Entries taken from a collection

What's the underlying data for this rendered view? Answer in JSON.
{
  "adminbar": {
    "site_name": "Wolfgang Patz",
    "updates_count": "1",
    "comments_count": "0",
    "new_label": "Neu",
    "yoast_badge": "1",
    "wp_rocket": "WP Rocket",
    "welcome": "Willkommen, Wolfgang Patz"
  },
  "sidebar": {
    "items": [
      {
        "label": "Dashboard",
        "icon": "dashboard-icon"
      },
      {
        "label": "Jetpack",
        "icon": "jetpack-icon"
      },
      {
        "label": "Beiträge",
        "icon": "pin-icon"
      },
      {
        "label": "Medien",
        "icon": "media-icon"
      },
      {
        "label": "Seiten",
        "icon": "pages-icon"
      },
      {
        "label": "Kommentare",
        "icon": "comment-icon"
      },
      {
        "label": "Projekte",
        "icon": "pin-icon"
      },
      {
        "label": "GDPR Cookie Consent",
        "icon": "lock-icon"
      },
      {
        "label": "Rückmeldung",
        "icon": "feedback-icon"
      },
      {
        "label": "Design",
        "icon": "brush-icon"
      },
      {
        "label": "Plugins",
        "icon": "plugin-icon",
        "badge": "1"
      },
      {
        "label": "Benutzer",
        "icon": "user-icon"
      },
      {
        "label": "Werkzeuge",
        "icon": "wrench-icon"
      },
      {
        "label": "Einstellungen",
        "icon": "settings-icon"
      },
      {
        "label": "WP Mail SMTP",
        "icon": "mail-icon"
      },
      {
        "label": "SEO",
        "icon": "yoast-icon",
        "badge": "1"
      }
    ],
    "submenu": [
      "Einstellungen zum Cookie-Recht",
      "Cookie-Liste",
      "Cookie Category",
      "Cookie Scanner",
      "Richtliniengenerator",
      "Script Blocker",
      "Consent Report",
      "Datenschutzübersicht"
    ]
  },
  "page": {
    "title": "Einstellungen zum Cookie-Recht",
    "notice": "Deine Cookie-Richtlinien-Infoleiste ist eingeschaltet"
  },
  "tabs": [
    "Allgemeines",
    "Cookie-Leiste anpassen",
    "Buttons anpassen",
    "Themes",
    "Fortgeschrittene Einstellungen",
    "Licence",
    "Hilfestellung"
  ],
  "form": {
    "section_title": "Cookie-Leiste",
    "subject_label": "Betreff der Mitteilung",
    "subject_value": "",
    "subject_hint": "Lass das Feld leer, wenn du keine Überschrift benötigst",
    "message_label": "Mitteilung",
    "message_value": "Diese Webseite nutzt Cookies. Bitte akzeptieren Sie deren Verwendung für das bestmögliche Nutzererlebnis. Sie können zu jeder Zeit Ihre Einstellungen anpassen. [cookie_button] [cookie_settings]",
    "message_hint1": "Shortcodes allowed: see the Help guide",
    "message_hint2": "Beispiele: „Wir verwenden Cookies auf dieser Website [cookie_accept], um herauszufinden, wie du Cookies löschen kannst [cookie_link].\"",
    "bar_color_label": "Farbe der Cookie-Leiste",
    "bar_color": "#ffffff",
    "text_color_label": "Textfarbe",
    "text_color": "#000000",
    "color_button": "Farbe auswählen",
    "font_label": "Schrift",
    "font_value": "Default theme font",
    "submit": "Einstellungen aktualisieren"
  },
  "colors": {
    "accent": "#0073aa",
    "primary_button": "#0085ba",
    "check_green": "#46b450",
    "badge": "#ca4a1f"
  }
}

● Task directions: From the entries, report each line that includes the word "Patz".

● Solution below:
    "site_name": "Wolfgang Patz",
    "welcome": "Willkommen, Wolfgang Patz"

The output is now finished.